STATED PROBLEM: Repeat, word for word, the line with "What's the underlying" and each one after it to the end. No picture goes into the copy.

Stored data entries:
.....

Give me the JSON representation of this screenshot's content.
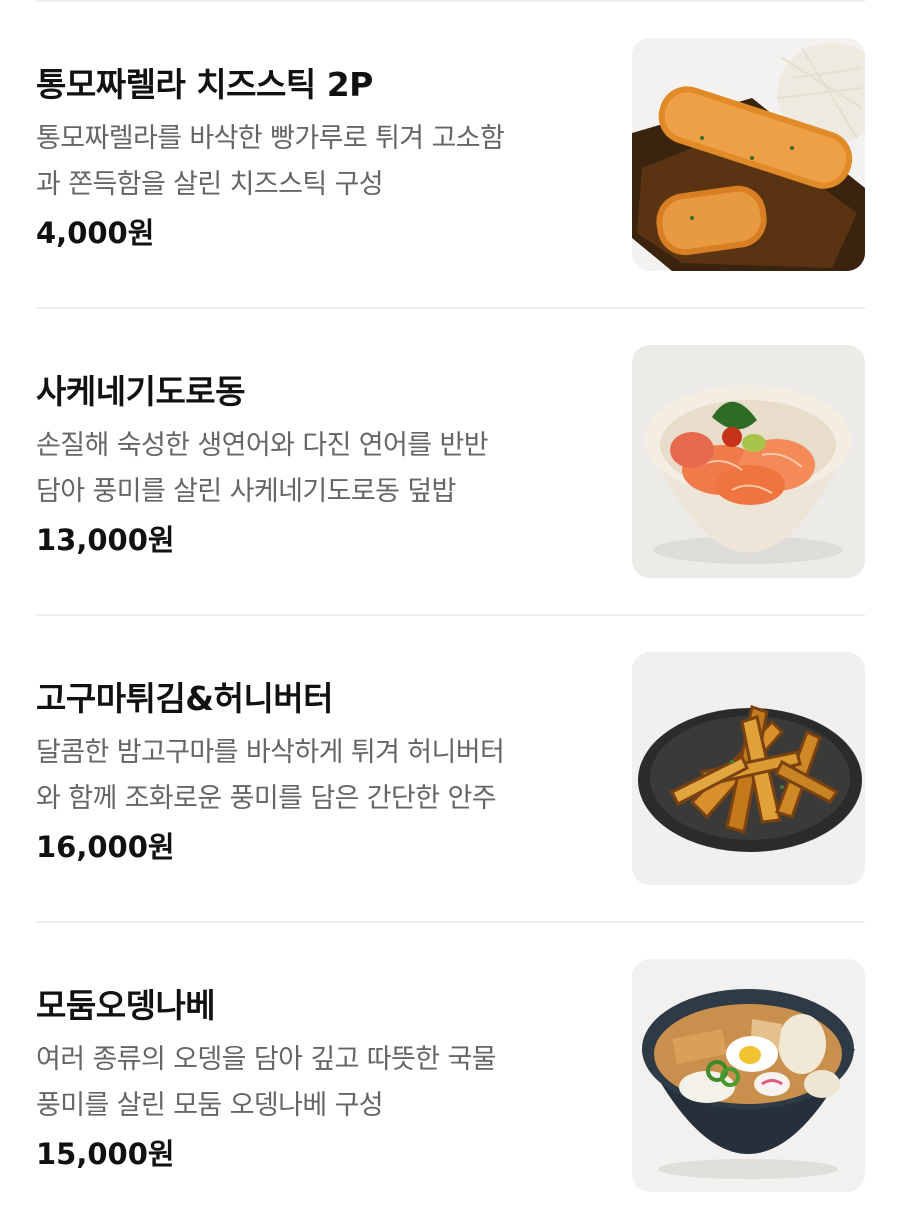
{
  "menu": {
    "items": [
      {
        "name": "통모짜렐라 치즈스틱 2P",
        "desc_line1": "통모짜렐라를 바삭한 빵가루로 튀겨 고소함",
        "desc_line2": "과 쫀득함을 살린 치즈스틱 구성",
        "price": "4,000원",
        "image_icon": "fried-cheese-stick-photo"
      },
      {
        "name": "사케네기도로동",
        "desc_line1": "손질해 숙성한 생연어와 다진 연어를 반반",
        "desc_line2": "담아 풍미를 살린 사케네기도로동 덮밥",
        "price": "13,000원",
        "image_icon": "salmon-rice-bowl-photo"
      },
      {
        "name": "고구마튀김&허니버터",
        "desc_line1": "달콤한 밤고구마를 바삭하게 튀겨 허니버터",
        "desc_line2": "와 함께 조화로운 풍미를 담은 간단한 안주",
        "price": "16,000원",
        "image_icon": "sweet-potato-fries-photo"
      },
      {
        "name": "모둠오뎅나베",
        "desc_line1": "여러 종류의 오뎅을 담아 깊고 따뜻한 국물",
        "desc_line2": "풍미를 살린 모둠 오뎅나베 구성",
        "price": "15,000원",
        "image_icon": "oden-hotpot-photo"
      }
    ]
  }
}
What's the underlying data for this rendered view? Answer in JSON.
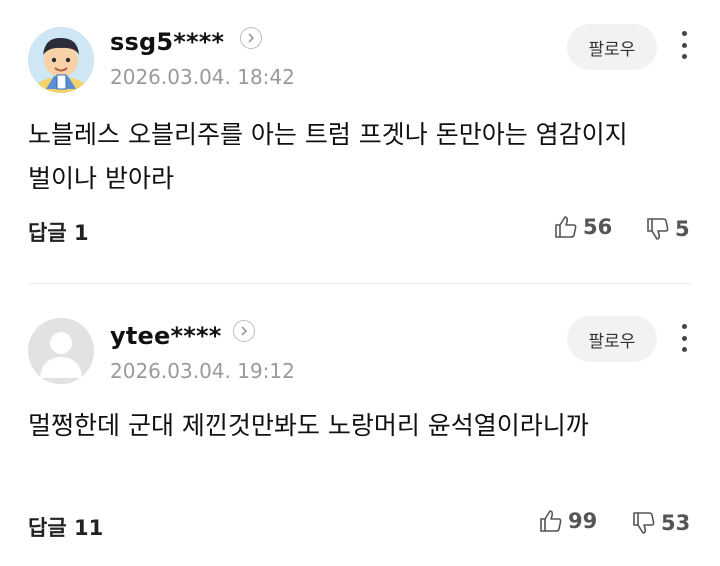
{
  "comments": [
    {
      "username": "ssg5****",
      "timestamp": "2026.03.04. 18:42",
      "follow_label": "팔로우",
      "body": "노블레스 오블리주를 아는 트럼 프겟나 돈만아는 염감이지 벌이나 받아라",
      "reply_label": "답글 1",
      "likes": "56",
      "dislikes": "5"
    },
    {
      "username": "ytee****",
      "timestamp": "2026.03.04. 19:12",
      "follow_label": "팔로우",
      "body": "멀쩡한데 군대 제낀것만봐도 노랑머리 윤석열이라니까",
      "reply_label": "답글 11",
      "likes": "99",
      "dislikes": "53"
    }
  ],
  "colors": {
    "text": "#111111",
    "muted": "#9a9a9a",
    "button_bg": "#f2f2f4",
    "divider": "#ececec"
  },
  "icons": {
    "chevron": "chevron-right-icon",
    "more": "more-vertical-icon",
    "like": "thumbs-up-icon",
    "dislike": "thumbs-down-icon"
  }
}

.....

RESULT FOR THIS EXERCISE:
What's the underlying data for this rendered view? Answer in JSON.
{
  "comments": [
    {
      "username": "ssg5****",
      "timestamp": "2026.03.04. 18:42",
      "follow_label": "팔로우",
      "body": "노블레스 오블리주를 아는 트럼 프겟나 돈만아는 염감이지 벌이나 받아라",
      "reply_label": "답글 1",
      "likes": "56",
      "dislikes": "5"
    },
    {
      "username": "ytee****",
      "timestamp": "2026.03.04. 19:12",
      "follow_label": "팔로우",
      "body": "멀쩡한데 군대 제낀것만봐도 노랑머리 윤석열이라니까",
      "reply_label": "답글 11",
      "likes": "99",
      "dislikes": "53"
    }
  ],
  "colors": {
    "text": "#111111",
    "muted": "#9a9a9a",
    "button_bg": "#f2f2f4",
    "divider": "#ececec"
  },
  "icons": {
    "chevron": "chevron-right-icon",
    "more": "more-vertical-icon",
    "like": "thumbs-up-icon",
    "dislike": "thumbs-down-icon"
  }
}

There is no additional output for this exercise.